REQUEST: Say how many lines contain the word "page" and give no other text.

RECORDS SUPPLIED:
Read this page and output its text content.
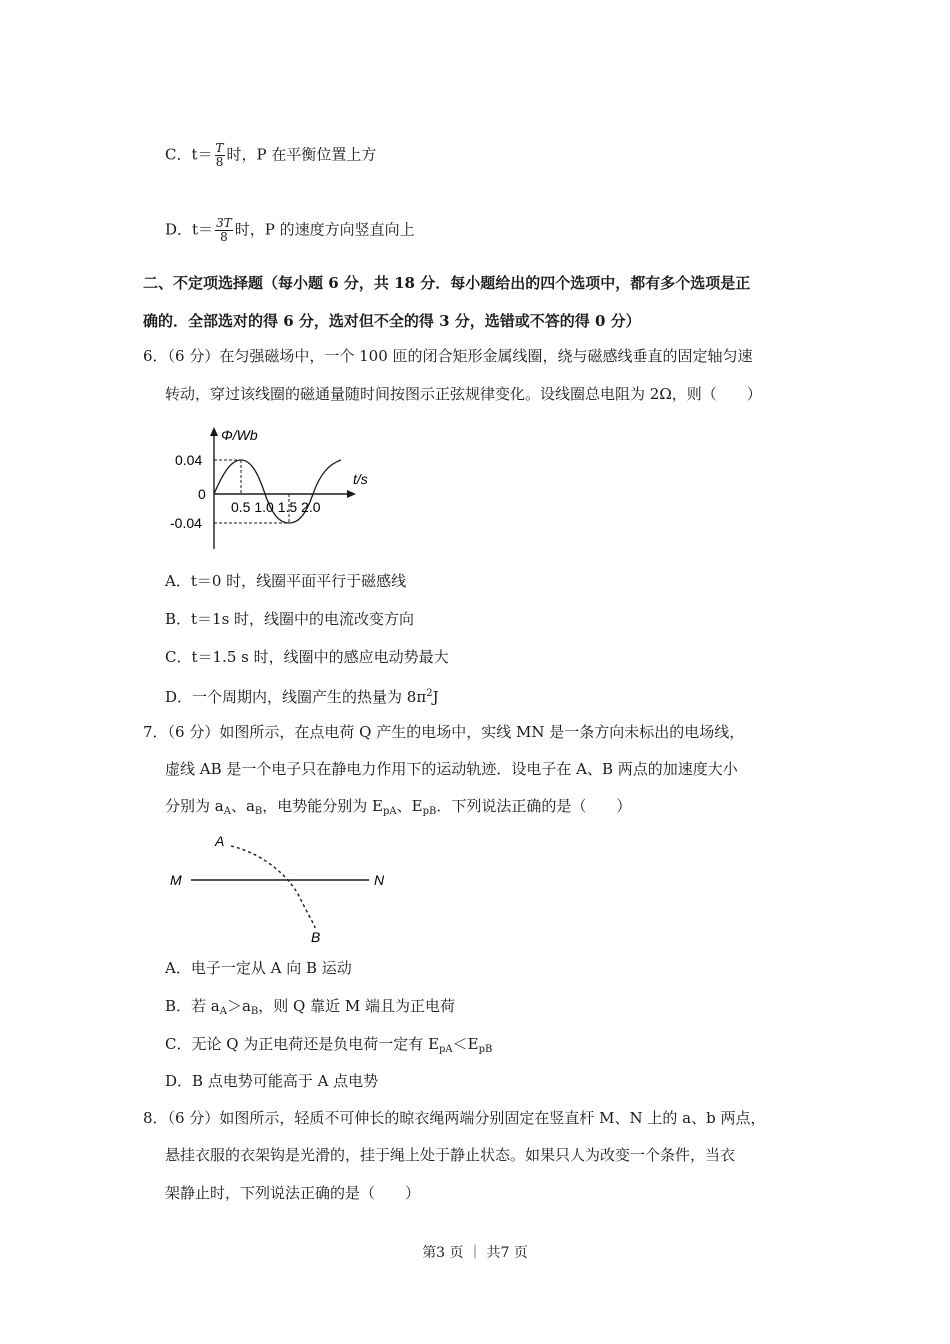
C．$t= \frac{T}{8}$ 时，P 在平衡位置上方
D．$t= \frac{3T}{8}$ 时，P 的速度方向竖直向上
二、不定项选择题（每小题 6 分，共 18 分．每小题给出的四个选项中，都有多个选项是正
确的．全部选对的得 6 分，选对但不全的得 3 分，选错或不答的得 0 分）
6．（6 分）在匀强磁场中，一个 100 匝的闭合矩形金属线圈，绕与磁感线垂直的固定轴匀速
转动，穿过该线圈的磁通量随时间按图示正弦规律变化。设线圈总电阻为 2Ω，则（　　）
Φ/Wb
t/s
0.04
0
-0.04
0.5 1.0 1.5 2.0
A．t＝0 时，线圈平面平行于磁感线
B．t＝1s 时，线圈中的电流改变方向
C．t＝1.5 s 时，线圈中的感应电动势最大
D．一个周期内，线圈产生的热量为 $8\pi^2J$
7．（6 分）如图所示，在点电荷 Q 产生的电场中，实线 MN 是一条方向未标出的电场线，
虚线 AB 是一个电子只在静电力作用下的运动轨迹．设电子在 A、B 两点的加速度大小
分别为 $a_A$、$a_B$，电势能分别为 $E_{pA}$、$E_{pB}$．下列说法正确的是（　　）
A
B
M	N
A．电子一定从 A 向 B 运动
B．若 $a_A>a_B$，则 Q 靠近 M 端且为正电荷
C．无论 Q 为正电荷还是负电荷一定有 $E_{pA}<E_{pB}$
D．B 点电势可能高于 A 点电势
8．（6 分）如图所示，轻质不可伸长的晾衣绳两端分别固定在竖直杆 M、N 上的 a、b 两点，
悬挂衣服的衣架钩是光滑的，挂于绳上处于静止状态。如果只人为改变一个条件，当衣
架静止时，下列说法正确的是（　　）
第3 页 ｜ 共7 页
---
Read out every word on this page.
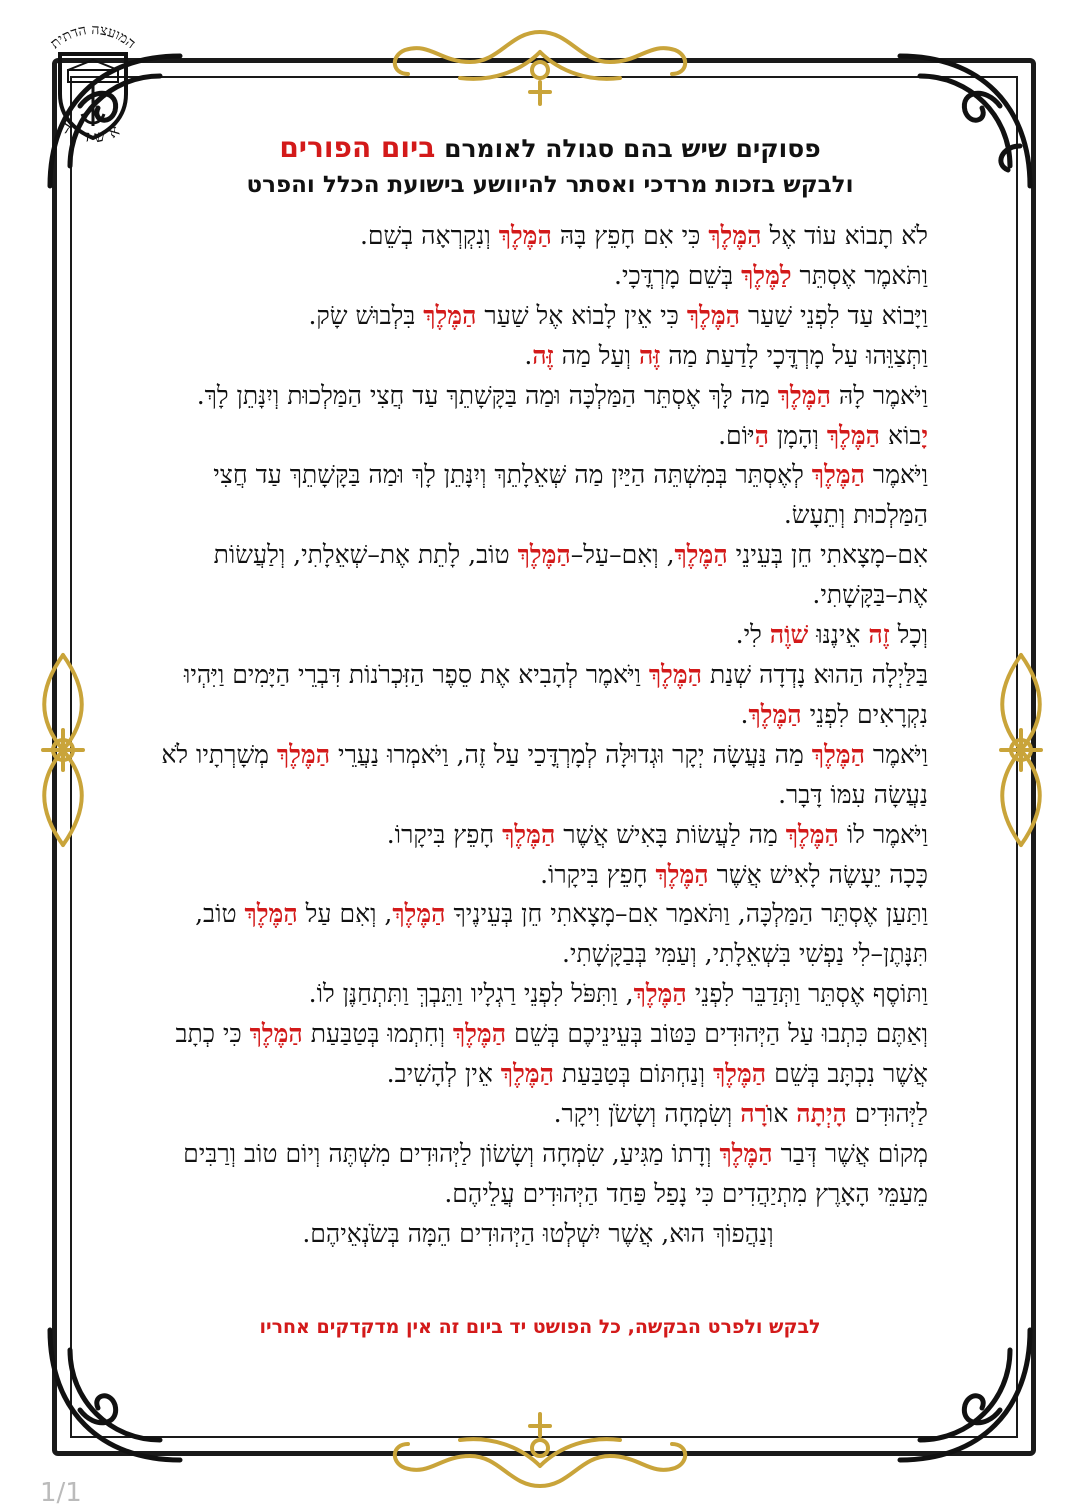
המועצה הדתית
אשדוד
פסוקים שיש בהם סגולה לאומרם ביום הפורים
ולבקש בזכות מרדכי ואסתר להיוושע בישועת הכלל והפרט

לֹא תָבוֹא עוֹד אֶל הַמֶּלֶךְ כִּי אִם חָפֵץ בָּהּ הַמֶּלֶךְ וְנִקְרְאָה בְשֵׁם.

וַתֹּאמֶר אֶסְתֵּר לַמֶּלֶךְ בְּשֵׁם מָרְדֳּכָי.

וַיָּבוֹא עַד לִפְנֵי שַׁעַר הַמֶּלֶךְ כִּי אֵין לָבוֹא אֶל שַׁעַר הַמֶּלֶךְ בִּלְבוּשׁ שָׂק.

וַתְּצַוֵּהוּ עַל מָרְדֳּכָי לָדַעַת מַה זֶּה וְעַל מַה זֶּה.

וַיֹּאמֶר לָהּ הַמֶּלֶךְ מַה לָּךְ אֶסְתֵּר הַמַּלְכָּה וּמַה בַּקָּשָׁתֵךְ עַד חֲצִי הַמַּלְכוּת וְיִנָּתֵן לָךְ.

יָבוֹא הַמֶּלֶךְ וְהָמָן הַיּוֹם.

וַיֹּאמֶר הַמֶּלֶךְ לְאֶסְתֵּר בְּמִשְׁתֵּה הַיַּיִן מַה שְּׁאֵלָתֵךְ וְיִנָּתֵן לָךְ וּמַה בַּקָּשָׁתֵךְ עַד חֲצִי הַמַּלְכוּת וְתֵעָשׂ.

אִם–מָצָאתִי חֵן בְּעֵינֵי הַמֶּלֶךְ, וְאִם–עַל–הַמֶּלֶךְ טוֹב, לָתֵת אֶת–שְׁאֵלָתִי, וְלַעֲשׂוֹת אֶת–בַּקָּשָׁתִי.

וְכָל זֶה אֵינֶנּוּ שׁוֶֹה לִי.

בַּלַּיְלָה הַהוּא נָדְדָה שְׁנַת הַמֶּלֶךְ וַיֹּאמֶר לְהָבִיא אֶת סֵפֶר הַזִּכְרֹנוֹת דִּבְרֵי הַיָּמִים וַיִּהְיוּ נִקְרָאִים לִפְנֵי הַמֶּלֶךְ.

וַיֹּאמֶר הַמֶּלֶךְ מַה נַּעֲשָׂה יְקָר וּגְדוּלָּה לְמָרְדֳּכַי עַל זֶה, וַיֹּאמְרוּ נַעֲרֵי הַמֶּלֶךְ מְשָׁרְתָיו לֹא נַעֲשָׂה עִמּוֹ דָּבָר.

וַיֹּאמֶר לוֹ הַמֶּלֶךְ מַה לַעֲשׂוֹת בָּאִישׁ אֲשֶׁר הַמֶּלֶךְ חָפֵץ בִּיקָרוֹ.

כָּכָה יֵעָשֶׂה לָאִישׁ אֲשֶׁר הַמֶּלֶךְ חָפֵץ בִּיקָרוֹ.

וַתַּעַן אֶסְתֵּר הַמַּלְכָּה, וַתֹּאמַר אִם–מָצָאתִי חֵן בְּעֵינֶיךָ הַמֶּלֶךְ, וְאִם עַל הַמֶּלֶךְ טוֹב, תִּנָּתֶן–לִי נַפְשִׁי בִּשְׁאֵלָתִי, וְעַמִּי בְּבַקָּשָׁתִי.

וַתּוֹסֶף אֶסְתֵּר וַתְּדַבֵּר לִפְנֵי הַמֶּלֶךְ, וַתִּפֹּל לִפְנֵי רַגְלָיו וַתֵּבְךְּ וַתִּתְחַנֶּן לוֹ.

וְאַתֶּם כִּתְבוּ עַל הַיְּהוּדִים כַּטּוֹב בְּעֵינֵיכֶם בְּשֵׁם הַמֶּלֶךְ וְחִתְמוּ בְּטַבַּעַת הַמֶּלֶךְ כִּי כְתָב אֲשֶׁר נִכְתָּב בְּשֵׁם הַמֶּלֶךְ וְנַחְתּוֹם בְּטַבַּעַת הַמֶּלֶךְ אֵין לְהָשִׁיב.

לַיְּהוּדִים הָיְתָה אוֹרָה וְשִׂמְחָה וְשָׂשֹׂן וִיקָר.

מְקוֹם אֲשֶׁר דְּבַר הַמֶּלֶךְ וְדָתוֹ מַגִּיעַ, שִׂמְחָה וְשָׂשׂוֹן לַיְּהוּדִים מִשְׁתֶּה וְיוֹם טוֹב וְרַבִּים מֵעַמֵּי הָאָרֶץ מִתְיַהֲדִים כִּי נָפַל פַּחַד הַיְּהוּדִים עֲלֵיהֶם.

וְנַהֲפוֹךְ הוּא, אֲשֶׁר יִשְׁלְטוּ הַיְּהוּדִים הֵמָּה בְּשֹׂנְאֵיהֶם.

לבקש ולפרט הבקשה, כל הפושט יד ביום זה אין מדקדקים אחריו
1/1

SOLUTION FOR THIS TASK: 2